Elle obtient également une indemnité de requalification de CDD en CDI de 10 000 euros et une indemnité de 2 806 euros pour transmission tardive des contrats.

Elle obtient un rappel de salaire pendant les périodes interstitielles de 90.620,88 euros bruts et 9.062,08 euros bruts à titre de congés payés afférents.

Elle est déboutée de sa demande de rappel de salaires pour inégalité de traitement.

La décision n’est pas définitive.

1)      EXPOSE DU LITIGE

Madame X a été engagée par la SA France Télévision en qualité de journaliste reporter d’images à compter du 17 avril 1995 dans le cadre de contrats de travail à durée déterminée de remplacement de salariés absents et d’usage.

 Elle a travaillé au sein de la société France Télévision chaque année depuis 1995, sauf entre 1996 et 1998 et entre 2009 et 2010.

 La relation de travail se poursuit à l’heure actuelle.

 Estimant que celle-ci devait être requalifiée en contrat de travail à durée indéterminée à temps plein, Madame X a saisi le conseil de prud’hommes pour solliciter la requalification des contrats de travail à durée déterminer en contrat de travail à durée indéterminée depuis le 17 avril 1995 en qualité de journaliste spécialisée et subsidiairement, en qualité de journaliste reporter d’images et son intégration sous contrat de travail à durée indéterminée à temps plein au sein du pôle de Rennes de la société France Télévisions moyennant une rémunération annuelle de 38.916 euros et subsidiairement , de 35.284 euros et la condamnation de la société France Télévision à lui payer des rappels de salaire au titre d’une inégalité de traitement et des périodes inter contrats, ainsi qu’une indemnité de requalification.

Travail demandé:
A – Recopiez l'extrait choisi de « La relation de » à « indemnité de requalification. » en remplaçant « Rennes » par « Nantes ».
B – D'après l'extrait choisi, en quelle qualité Madame X a-t-elle été engagée par la SA France Télévision ?

Extrait de données:
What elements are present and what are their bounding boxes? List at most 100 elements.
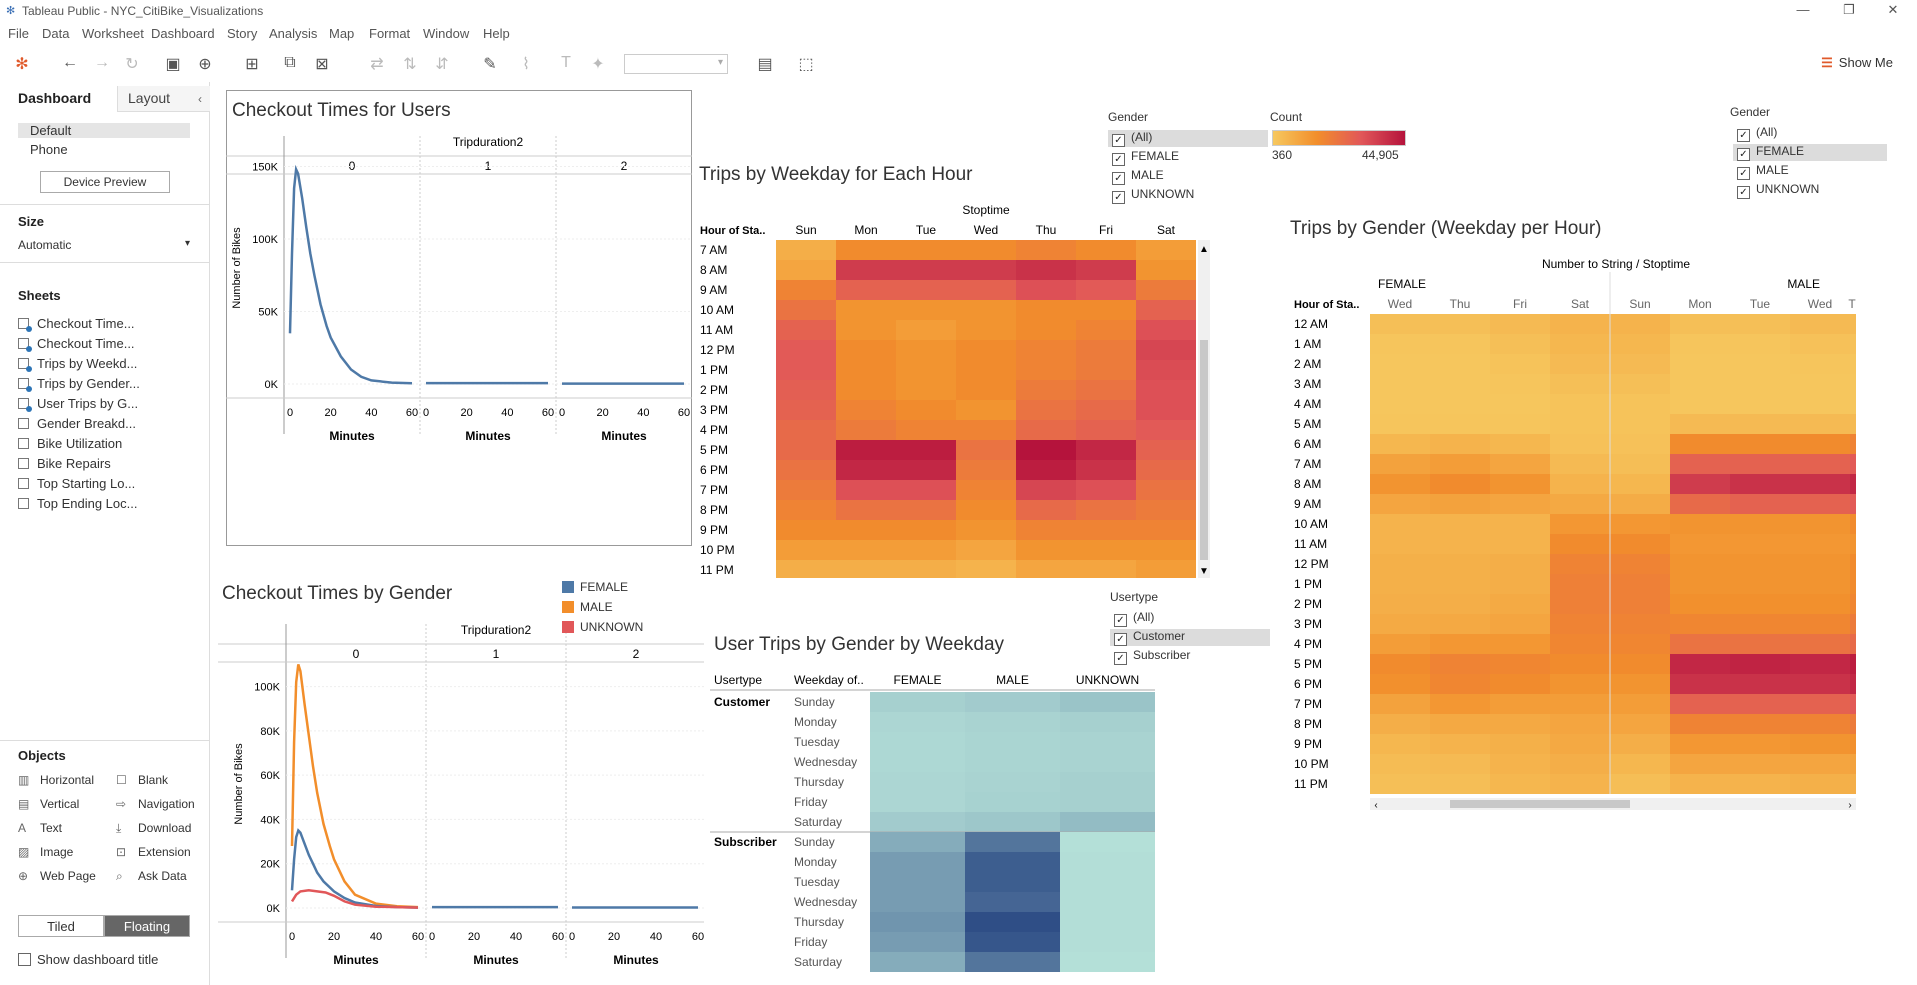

Réponses attendues:
A –
La relation de travail se poursuit à l’heure actuelle.

 Estimant que celle-ci devait être requalifiée en contrat de travail à durée indéterminée à temps plein, Madame X a saisi le conseil de prud’hommes pour solliciter la requalification des contrats de travail à durée déterminer en contrat de travail à durée indéterminée depuis le 17 avril 1995 en qualité de journaliste spécialisée et subsidiairement, en qualité de journaliste reporter d’images et son intégration sous contrat de travail à durée indéterminée à temps plein au sein du pôle de Nantes de la société France Télévisions moyennant une rémunération annuelle de 38.916 euros et subsidiairement , de 35.284 euros et la condamnation de la société France Télévision à lui payer des rappels de salaire au titre d’une inégalité de traitement et des périodes inter contrats, ainsi qu’une indemnité de requalification.

B – En qualité de journaliste reporter d'images.